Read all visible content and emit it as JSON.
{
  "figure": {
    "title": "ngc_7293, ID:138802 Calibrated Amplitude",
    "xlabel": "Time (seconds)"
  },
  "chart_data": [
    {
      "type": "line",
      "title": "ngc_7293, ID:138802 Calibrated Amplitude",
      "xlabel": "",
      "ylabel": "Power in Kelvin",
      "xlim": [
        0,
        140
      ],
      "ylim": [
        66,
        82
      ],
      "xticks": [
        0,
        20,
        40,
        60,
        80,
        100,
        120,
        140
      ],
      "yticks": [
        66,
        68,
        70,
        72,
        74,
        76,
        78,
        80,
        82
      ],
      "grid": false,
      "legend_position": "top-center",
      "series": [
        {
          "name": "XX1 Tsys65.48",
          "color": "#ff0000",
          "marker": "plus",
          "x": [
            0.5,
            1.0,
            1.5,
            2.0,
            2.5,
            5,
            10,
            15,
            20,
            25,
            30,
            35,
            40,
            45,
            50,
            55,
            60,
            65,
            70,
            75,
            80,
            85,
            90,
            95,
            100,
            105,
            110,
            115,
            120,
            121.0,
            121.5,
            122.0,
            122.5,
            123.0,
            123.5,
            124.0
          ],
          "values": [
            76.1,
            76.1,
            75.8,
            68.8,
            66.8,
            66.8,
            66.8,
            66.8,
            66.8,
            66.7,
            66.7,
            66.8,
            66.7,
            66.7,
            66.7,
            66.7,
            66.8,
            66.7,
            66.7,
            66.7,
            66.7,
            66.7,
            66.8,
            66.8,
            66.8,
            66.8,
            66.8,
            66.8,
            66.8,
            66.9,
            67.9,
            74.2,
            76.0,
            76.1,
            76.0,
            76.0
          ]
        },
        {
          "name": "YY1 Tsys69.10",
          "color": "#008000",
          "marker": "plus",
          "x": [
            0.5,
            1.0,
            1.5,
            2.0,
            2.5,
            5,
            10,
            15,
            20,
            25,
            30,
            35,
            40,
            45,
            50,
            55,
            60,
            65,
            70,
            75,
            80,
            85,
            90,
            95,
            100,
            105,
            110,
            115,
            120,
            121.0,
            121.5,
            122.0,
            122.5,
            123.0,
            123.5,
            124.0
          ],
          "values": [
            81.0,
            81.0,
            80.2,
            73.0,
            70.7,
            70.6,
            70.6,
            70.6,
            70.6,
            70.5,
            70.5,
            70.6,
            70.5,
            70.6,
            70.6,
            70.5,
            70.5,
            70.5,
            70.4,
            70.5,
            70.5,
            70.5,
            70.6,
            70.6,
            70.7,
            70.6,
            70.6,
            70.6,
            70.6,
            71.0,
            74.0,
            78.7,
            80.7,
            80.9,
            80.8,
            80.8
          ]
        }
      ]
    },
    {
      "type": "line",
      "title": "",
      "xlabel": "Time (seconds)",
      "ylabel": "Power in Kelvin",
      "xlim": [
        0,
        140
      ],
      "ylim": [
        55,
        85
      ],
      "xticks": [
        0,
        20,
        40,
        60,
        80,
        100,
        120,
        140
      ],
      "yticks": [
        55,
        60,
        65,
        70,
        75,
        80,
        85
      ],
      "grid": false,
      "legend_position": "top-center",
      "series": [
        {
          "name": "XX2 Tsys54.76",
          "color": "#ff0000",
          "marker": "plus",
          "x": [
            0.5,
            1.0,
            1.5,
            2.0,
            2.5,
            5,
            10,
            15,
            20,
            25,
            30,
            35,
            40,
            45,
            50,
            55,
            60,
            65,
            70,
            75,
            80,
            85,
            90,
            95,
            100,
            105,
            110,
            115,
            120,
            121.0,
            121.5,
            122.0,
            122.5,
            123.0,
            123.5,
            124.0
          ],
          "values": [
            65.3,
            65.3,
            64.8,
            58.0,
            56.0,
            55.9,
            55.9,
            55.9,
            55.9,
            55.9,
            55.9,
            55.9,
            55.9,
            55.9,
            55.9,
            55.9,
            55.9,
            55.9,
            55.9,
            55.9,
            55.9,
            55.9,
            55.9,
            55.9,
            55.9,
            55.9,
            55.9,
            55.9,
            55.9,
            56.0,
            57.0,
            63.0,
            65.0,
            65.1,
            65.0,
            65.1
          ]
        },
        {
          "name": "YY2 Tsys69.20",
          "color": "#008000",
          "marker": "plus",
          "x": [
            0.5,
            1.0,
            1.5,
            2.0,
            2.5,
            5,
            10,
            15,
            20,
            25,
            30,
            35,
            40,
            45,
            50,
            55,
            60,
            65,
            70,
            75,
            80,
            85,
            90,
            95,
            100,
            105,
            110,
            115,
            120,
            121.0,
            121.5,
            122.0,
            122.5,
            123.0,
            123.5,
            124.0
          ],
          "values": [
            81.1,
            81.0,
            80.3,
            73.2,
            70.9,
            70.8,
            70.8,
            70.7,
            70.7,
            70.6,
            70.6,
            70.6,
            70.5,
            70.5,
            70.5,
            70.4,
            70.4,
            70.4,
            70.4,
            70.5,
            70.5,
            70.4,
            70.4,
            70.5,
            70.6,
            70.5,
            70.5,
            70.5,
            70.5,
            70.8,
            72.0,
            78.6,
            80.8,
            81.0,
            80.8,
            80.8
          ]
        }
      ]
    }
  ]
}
+-------+
§ Short exercise
Filter the records above for "Amplitude" and copy every matching line.

§ The completed task
    "title": "ngc_7293, ID:138802 Calibrated Amplitude",
      "title": "ngc_7293, ID:138802 Calibrated Amplitude",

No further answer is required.